Document page records

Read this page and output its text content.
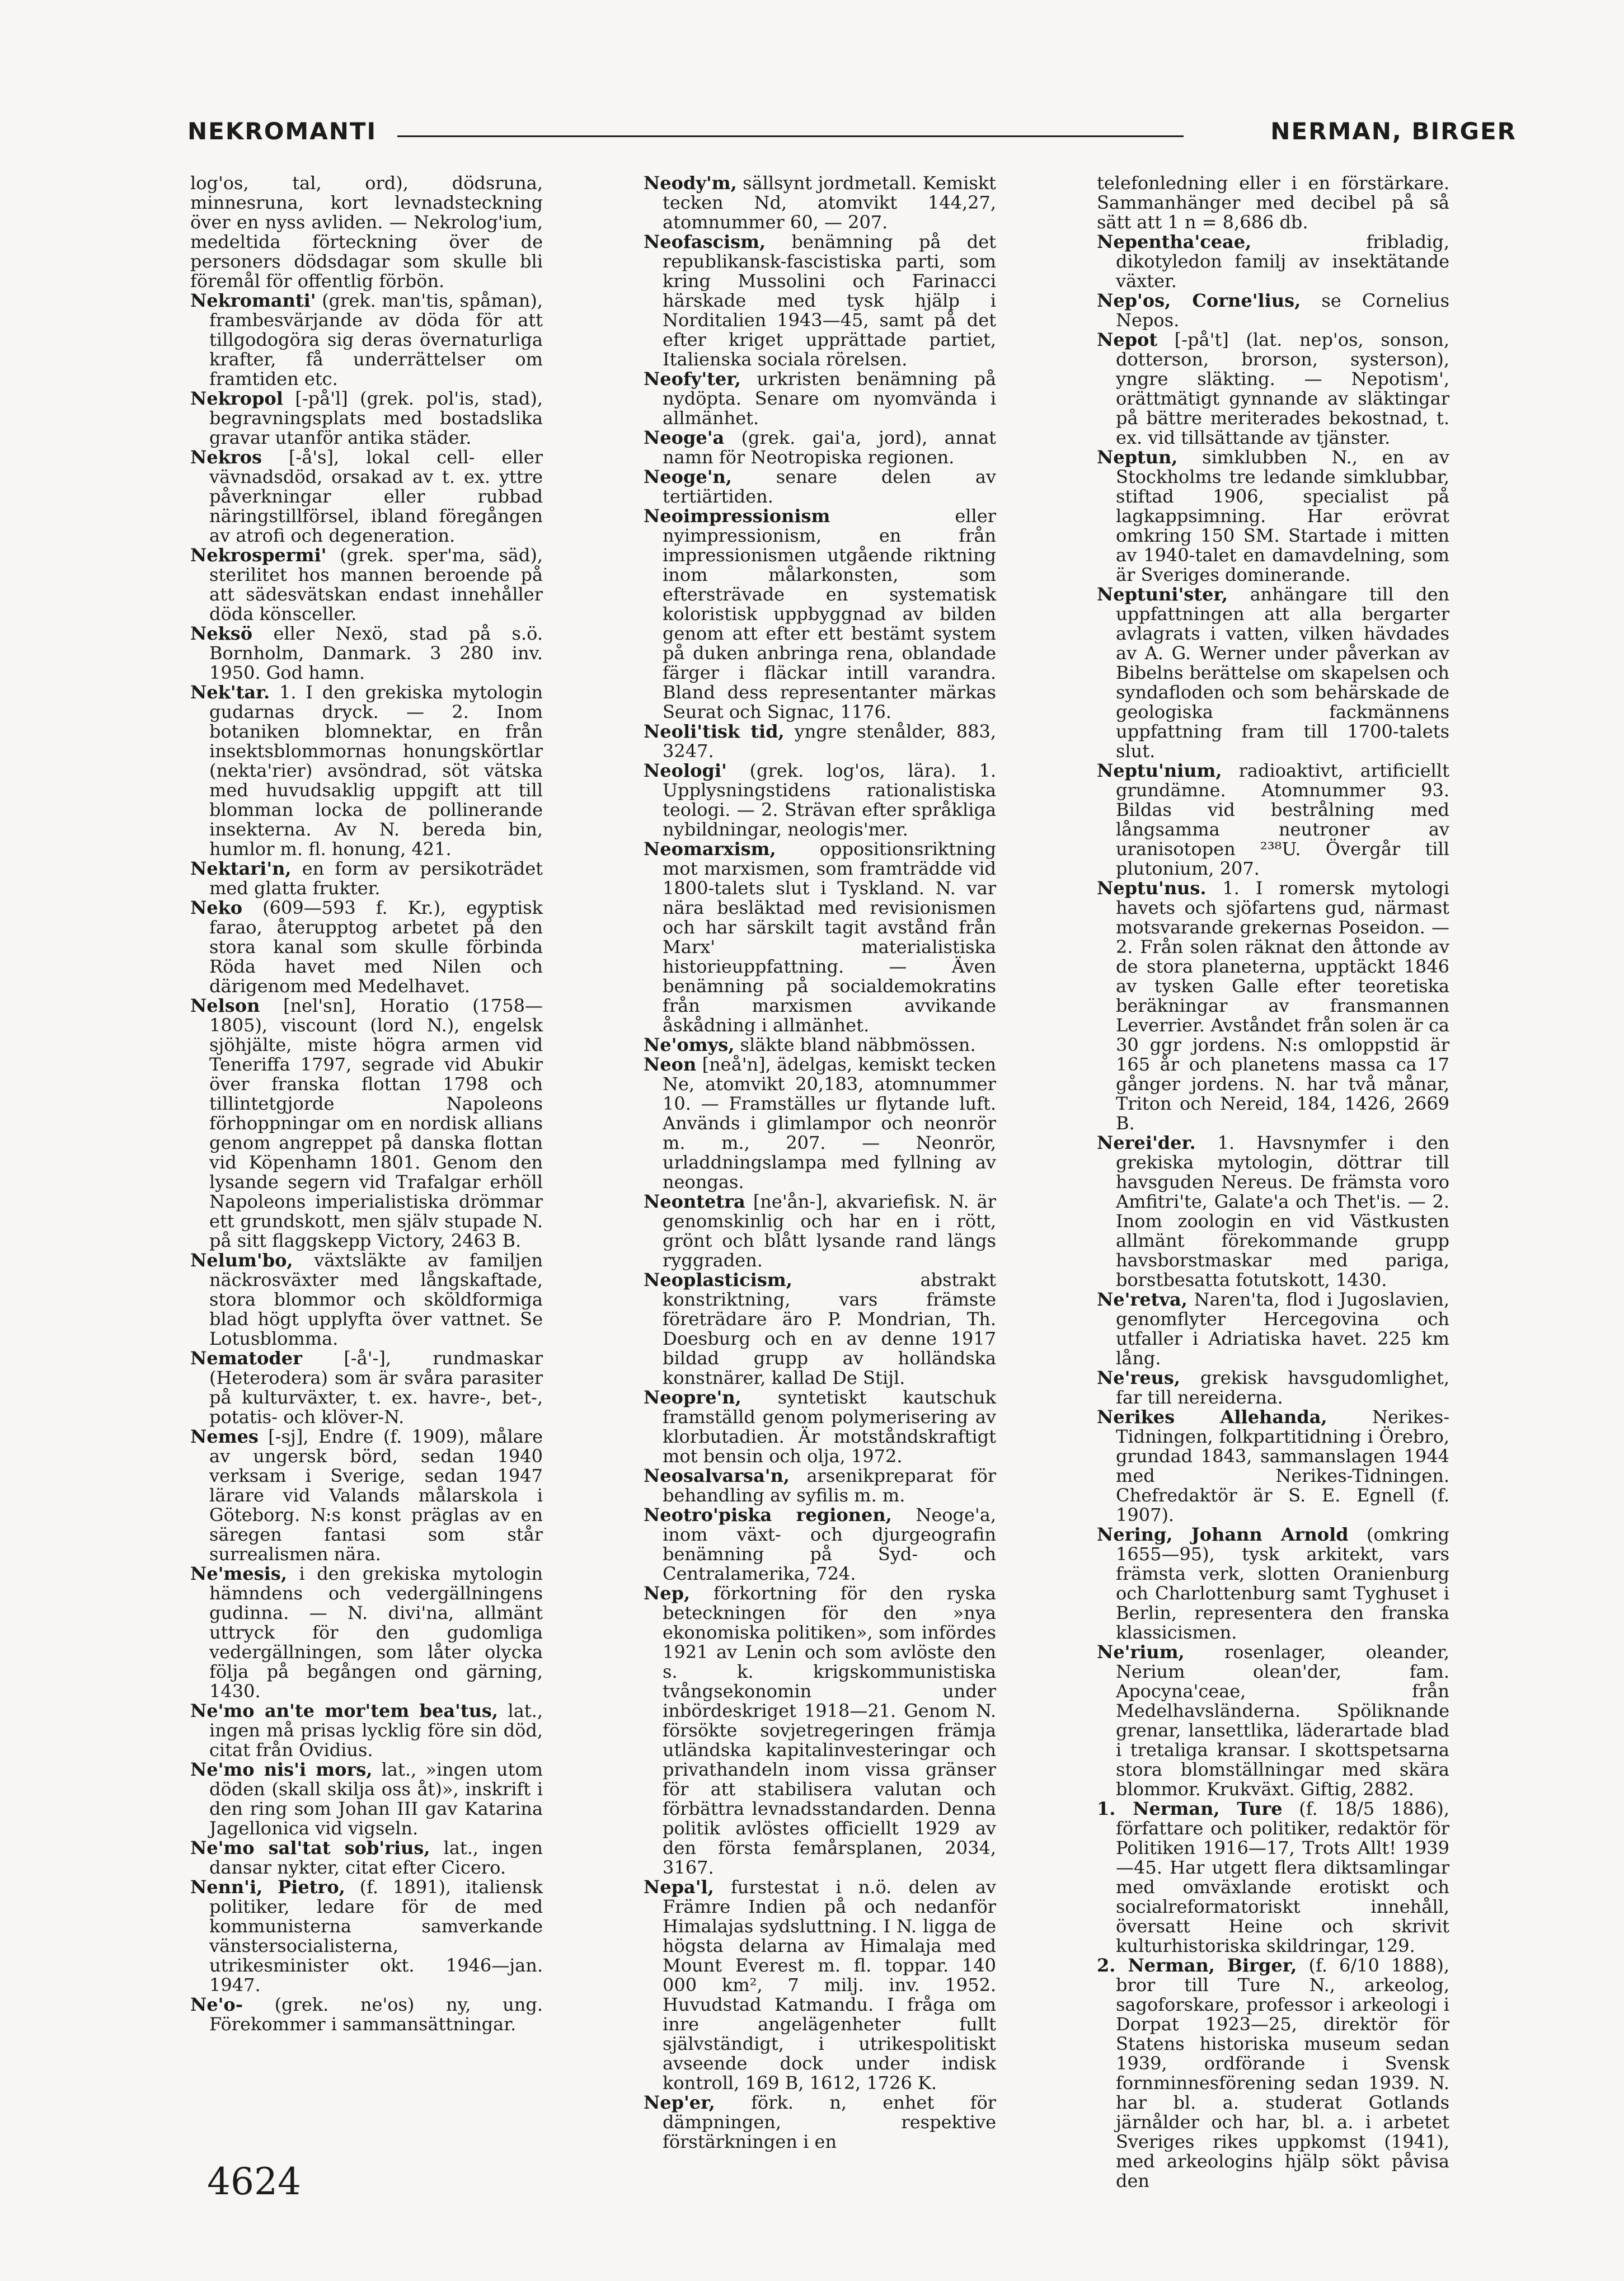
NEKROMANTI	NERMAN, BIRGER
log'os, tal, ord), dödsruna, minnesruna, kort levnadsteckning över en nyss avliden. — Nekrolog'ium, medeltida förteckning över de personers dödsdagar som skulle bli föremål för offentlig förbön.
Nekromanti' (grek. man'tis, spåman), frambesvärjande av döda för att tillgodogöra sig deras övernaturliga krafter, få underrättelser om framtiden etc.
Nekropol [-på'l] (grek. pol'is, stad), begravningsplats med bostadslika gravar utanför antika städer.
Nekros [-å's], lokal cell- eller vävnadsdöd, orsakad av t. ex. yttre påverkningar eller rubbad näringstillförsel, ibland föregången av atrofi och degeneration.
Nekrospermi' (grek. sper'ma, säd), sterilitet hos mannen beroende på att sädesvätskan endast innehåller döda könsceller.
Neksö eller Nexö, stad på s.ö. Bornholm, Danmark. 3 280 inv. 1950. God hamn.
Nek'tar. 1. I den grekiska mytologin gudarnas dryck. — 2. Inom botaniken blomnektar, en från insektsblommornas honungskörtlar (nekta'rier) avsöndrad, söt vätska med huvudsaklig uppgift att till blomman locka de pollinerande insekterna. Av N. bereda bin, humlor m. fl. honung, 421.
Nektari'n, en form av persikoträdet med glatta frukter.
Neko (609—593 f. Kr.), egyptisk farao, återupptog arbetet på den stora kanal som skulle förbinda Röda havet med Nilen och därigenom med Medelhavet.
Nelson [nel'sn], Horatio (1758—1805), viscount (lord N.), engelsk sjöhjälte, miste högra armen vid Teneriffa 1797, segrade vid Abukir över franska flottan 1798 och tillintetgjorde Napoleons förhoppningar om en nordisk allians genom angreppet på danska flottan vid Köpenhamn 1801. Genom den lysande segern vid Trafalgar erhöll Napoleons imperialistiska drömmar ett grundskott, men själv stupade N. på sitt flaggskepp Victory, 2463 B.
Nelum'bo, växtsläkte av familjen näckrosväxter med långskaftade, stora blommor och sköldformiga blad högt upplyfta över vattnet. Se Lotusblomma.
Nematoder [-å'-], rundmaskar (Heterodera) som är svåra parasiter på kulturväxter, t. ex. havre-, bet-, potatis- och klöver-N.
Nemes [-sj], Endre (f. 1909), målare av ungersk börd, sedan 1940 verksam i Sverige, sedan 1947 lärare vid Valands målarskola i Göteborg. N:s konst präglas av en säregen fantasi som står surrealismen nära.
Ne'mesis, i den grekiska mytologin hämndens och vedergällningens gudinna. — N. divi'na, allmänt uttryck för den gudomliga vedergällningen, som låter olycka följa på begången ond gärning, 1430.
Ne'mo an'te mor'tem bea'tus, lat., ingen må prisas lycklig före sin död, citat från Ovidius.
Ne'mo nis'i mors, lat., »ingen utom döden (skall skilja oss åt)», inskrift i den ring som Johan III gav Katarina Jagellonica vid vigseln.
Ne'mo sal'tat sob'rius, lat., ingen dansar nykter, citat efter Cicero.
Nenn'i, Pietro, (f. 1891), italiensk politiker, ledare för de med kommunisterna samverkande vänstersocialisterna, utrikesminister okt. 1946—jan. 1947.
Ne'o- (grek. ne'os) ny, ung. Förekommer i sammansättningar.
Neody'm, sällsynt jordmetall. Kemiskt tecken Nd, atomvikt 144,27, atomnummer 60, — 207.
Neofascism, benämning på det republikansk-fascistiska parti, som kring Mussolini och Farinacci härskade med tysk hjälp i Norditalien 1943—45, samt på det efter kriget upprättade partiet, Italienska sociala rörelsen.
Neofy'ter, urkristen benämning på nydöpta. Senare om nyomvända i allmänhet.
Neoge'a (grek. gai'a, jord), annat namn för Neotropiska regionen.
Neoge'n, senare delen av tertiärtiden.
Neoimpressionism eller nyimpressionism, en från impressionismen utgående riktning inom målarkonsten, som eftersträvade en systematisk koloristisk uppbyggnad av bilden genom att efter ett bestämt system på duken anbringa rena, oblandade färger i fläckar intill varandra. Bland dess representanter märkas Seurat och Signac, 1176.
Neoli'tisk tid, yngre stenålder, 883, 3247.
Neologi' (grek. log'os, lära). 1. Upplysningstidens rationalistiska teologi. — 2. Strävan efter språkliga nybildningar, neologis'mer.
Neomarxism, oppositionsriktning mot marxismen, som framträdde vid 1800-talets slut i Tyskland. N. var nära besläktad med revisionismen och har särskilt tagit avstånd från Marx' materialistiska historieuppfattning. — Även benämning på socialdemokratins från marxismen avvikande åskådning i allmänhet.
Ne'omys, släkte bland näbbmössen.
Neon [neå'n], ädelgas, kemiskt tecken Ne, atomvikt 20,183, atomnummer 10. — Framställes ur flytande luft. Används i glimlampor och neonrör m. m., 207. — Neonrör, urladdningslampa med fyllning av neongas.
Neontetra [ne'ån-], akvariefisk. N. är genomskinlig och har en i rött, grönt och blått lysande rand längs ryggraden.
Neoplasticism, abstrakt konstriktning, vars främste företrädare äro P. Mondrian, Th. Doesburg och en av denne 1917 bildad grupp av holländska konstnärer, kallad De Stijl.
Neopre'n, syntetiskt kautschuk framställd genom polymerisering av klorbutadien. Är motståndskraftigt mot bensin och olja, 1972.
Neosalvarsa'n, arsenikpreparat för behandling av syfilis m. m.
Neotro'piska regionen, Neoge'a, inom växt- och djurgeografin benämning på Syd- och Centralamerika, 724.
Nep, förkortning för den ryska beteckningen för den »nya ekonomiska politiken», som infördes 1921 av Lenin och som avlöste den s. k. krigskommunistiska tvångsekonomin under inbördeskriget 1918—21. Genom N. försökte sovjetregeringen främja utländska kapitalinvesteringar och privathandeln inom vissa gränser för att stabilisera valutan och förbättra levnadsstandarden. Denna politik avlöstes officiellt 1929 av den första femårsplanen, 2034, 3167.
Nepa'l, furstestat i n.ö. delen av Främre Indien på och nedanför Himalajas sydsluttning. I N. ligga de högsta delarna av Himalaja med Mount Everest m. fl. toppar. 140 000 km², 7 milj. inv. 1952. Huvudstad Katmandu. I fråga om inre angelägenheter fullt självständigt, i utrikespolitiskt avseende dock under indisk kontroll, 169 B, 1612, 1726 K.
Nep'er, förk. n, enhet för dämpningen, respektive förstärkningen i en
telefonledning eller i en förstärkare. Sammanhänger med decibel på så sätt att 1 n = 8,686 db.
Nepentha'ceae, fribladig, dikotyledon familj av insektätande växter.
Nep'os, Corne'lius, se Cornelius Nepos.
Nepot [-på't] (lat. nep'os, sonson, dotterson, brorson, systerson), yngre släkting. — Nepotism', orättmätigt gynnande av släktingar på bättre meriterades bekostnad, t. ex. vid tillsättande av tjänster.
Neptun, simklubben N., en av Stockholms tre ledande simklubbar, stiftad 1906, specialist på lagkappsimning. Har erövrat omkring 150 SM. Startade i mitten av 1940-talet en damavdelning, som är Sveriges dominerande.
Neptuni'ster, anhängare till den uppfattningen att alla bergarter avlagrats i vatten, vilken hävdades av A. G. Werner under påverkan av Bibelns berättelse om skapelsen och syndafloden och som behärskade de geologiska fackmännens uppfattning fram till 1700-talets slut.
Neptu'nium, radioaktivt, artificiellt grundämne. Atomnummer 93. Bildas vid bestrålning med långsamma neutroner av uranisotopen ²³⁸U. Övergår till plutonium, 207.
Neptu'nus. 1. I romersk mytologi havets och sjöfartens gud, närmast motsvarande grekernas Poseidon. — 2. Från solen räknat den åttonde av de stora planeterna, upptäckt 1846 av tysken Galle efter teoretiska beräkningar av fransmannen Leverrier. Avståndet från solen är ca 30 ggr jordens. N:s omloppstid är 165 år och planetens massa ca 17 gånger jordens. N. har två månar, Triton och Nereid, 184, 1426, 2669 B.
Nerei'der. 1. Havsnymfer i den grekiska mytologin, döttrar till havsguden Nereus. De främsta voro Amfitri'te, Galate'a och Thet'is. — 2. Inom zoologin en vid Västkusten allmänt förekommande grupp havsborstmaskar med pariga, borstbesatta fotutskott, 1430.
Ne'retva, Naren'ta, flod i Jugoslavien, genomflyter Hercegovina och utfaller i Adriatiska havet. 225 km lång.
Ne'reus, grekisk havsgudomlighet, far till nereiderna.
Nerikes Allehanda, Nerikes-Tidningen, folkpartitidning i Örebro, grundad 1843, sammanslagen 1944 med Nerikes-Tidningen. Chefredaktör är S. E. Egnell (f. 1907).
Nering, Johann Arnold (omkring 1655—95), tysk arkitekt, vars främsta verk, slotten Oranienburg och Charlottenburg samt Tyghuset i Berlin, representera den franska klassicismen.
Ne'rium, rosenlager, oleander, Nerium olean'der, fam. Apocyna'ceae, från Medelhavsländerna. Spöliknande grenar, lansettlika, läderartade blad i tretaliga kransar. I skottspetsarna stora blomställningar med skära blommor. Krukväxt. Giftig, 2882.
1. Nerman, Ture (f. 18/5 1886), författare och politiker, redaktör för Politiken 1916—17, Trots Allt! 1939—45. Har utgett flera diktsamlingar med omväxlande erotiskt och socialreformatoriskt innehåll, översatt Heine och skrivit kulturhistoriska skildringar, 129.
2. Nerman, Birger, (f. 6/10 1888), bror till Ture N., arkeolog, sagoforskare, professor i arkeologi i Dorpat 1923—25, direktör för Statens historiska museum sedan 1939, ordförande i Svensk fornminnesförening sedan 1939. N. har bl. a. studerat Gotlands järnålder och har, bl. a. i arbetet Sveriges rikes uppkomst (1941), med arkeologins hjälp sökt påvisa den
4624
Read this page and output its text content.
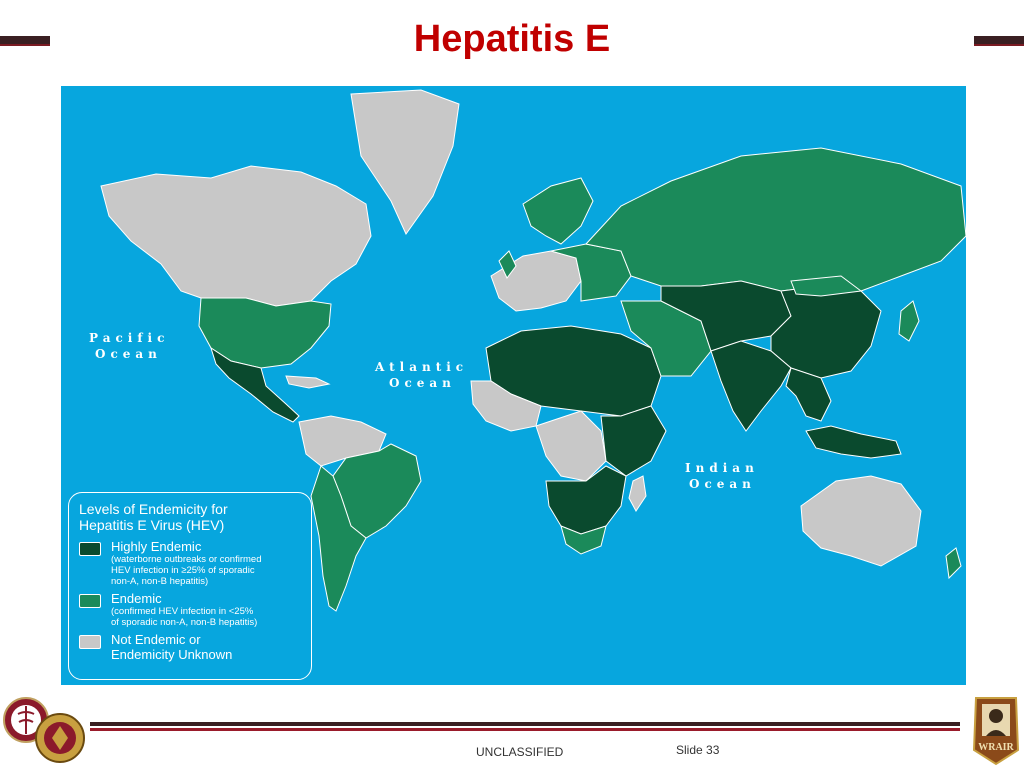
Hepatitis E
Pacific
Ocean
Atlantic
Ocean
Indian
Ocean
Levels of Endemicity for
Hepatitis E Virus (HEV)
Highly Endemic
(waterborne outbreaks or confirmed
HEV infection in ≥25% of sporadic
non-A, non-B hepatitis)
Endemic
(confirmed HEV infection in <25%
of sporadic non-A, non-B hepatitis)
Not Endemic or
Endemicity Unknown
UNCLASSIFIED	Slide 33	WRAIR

**What needs to be done**: Wherever the word "Endemicity" appears in the entries above, copy that whole line.

**Problem solution**:
Levels of Endemicity for
Endemicity Unknown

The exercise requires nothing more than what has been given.